• Stored records:

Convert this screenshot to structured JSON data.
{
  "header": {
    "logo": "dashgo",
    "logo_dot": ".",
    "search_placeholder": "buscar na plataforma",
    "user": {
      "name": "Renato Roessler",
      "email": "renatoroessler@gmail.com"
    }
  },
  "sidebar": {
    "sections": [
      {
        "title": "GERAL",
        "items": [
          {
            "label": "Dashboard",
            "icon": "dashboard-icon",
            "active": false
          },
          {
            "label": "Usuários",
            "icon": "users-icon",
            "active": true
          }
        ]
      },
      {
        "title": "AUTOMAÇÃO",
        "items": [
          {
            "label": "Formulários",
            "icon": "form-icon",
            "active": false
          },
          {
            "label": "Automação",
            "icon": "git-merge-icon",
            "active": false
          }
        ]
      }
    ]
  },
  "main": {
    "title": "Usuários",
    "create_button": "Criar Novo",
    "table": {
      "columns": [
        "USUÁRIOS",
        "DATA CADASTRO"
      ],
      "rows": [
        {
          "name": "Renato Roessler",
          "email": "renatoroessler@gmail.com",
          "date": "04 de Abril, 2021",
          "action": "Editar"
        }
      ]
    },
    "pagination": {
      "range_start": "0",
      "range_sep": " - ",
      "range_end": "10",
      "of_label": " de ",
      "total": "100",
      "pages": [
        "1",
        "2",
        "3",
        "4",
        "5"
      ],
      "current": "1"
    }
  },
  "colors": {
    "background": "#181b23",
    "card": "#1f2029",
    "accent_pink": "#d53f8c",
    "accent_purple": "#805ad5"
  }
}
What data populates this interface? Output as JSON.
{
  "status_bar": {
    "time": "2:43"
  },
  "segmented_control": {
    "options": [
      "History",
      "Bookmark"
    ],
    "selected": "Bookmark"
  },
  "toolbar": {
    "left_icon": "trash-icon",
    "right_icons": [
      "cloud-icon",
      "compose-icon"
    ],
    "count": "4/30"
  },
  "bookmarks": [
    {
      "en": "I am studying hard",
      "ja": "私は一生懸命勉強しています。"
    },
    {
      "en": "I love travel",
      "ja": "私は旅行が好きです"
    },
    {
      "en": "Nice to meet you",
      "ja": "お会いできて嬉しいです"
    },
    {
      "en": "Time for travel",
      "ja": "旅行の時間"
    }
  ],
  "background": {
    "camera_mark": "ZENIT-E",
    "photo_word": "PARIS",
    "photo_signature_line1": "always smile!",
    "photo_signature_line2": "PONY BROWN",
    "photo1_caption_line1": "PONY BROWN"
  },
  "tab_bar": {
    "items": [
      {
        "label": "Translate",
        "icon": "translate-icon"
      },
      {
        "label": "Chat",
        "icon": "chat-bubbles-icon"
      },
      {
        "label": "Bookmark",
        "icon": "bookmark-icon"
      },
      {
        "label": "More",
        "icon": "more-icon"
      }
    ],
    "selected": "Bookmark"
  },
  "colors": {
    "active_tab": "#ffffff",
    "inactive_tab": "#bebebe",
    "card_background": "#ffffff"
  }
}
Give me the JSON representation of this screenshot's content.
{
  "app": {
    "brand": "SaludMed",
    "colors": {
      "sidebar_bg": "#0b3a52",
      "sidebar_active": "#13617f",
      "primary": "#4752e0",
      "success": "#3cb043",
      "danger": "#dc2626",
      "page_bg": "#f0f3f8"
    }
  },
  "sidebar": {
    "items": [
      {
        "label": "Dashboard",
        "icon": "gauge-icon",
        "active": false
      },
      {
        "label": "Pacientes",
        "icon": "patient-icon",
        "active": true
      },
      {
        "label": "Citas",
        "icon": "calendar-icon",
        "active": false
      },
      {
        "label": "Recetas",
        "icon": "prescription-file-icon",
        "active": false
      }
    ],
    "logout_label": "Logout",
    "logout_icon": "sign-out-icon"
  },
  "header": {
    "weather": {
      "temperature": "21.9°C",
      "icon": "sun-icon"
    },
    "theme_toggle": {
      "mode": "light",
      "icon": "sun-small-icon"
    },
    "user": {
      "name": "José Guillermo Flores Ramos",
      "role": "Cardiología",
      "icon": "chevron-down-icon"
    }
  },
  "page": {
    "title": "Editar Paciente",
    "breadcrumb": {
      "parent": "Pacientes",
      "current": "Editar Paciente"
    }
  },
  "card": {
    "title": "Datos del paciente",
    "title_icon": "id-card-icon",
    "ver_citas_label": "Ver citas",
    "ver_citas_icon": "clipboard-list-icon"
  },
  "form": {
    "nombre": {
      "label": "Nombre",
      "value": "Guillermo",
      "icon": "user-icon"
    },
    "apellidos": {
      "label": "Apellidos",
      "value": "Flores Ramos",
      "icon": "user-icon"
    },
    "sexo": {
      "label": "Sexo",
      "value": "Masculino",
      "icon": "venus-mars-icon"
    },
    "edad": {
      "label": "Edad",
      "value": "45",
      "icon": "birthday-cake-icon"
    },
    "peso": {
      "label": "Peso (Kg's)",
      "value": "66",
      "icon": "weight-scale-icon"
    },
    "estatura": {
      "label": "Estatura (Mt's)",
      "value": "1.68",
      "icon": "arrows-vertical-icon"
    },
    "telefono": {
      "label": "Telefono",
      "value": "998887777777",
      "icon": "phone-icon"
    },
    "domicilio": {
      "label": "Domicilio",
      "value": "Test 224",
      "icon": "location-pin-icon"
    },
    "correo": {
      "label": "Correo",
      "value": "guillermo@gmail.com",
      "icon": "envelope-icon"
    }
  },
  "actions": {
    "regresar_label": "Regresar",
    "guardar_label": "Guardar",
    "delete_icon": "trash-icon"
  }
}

• Exercise description: Each entry is to be returned in full, character for character.

• Result of the exercise:
Convert this screenshot to structured JSON data.
{
  "header": {
    "logo": "dashgo",
    "logo_dot": ".",
    "search_placeholder": "buscar na plataforma",
    "user": {
      "name": "Renato Roessler",
      "email": "renatoroessler@gmail.com"
    }
  },
  "sidebar": {
    "sections": [
      {
        "title": "GERAL",
        "items": [
          {
            "label": "Dashboard",
            "icon": "dashboard-icon",
            "active": false
          },
          {
            "label": "Usuários",
            "icon": "users-icon",
            "active": true
          }
        ]
      },
      {
        "title": "AUTOMAÇÃO",
        "items": [
          {
            "label": "Formulários",
            "icon": "form-icon",
            "active": false
          },
          {
            "label": "Automação",
            "icon": "git-merge-icon",
            "active": false
          }
        ]
      }
    ]
  },
  "main": {
    "title": "Usuários",
    "create_button": "Criar Novo",
    "table": {
      "columns": [
        "USUÁRIOS",
        "DATA CADASTRO"
      ],
      "rows": [
        {
          "name": "Renato Roessler",
          "email": "renatoroessler@gmail.com",
          "date": "04 de Abril, 2021",
          "action": "Editar"
        }
      ]
    },
    "pagination": {
      "range_start": "0",
      "range_sep": " - ",
      "range_end": "10",
      "of_label": " de ",
      "total": "100",
      "pages": [
        "1",
        "2",
        "3",
        "4",
        "5"
      ],
      "current": "1"
    }
  },
  "colors": {
    "background": "#181b23",
    "card": "#1f2029",
    "accent_pink": "#d53f8c",
    "accent_purple": "#805ad5"
  }
}
What data populates this interface? Output as JSON.
{
  "status_bar": {
    "time": "2:43"
  },
  "segmented_control": {
    "options": [
      "History",
      "Bookmark"
    ],
    "selected": "Bookmark"
  },
  "toolbar": {
    "left_icon": "trash-icon",
    "right_icons": [
      "cloud-icon",
      "compose-icon"
    ],
    "count": "4/30"
  },
  "bookmarks": [
    {
      "en": "I am studying hard",
      "ja": "私は一生懸命勉強しています。"
    },
    {
      "en": "I love travel",
      "ja": "私は旅行が好きです"
    },
    {
      "en": "Nice to meet you",
      "ja": "お会いできて嬉しいです"
    },
    {
      "en": "Time for travel",
      "ja": "旅行の時間"
    }
  ],
  "background": {
    "camera_mark": "ZENIT-E",
    "photo_word": "PARIS",
    "photo_signature_line1": "always smile!",
    "photo_signature_line2": "PONY BROWN",
    "photo1_caption_line1": "PONY BROWN"
  },
  "tab_bar": {
    "items": [
      {
        "label": "Translate",
        "icon": "translate-icon"
      },
      {
        "label": "Chat",
        "icon": "chat-bubbles-icon"
      },
      {
        "label": "Bookmark",
        "icon": "bookmark-icon"
      },
      {
        "label": "More",
        "icon": "more-icon"
      }
    ],
    "selected": "Bookmark"
  },
  "colors": {
    "active_tab": "#ffffff",
    "inactive_tab": "#bebebe",
    "card_background": "#ffffff"
  }
}
Give me the JSON representation of this screenshot's content.
{
  "app": {
    "brand": "SaludMed",
    "colors": {
      "sidebar_bg": "#0b3a52",
      "sidebar_active": "#13617f",
      "primary": "#4752e0",
      "success": "#3cb043",
      "danger": "#dc2626",
      "page_bg": "#f0f3f8"
    }
  },
  "sidebar": {
    "items": [
      {
        "label": "Dashboard",
        "icon": "gauge-icon",
        "active": false
      },
      {
        "label": "Pacientes",
        "icon": "patient-icon",
        "active": true
      },
      {
        "label": "Citas",
        "icon": "calendar-icon",
        "active": false
      },
      {
        "label": "Recetas",
        "icon": "prescription-file-icon",
        "active": false
      }
    ],
    "logout_label": "Logout",
    "logout_icon": "sign-out-icon"
  },
  "header": {
    "weather": {
      "temperature": "21.9°C",
      "icon": "sun-icon"
    },
    "theme_toggle": {
      "mode": "light",
      "icon": "sun-small-icon"
    },
    "user": {
      "name": "José Guillermo Flores Ramos",
      "role": "Cardiología",
      "icon": "chevron-down-icon"
    }
  },
  "page": {
    "title": "Editar Paciente",
    "breadcrumb": {
      "parent": "Pacientes",
      "current": "Editar Paciente"
    }
  },
  "card": {
    "title": "Datos del paciente",
    "title_icon": "id-card-icon",
    "ver_citas_label": "Ver citas",
    "ver_citas_icon": "clipboard-list-icon"
  },
  "form": {
    "nombre": {
      "label": "Nombre",
      "value": "Guillermo",
      "icon": "user-icon"
    },
    "apellidos": {
      "label": "Apellidos",
      "value": "Flores Ramos",
      "icon": "user-icon"
    },
    "sexo": {
      "label": "Sexo",
      "value": "Masculino",
      "icon": "venus-mars-icon"
    },
    "edad": {
      "label": "Edad",
      "value": "45",
      "icon": "birthday-cake-icon"
    },
    "peso": {
      "label": "Peso (Kg's)",
      "value": "66",
      "icon": "weight-scale-icon"
    },
    "estatura": {
      "label": "Estatura (Mt's)",
      "value": "1.68",
      "icon": "arrows-vertical-icon"
    },
    "telefono": {
      "label": "Telefono",
      "value": "998887777777",
      "icon": "phone-icon"
    },
    "domicilio": {
      "label": "Domicilio",
      "value": "Test 224",
      "icon": "location-pin-icon"
    },
    "correo": {
      "label": "Correo",
      "value": "guillermo@gmail.com",
      "icon": "envelope-icon"
    }
  },
  "actions": {
    "regresar_label": "Regresar",
    "guardar_label": "Guardar",
    "delete_icon": "trash-icon"
  }
}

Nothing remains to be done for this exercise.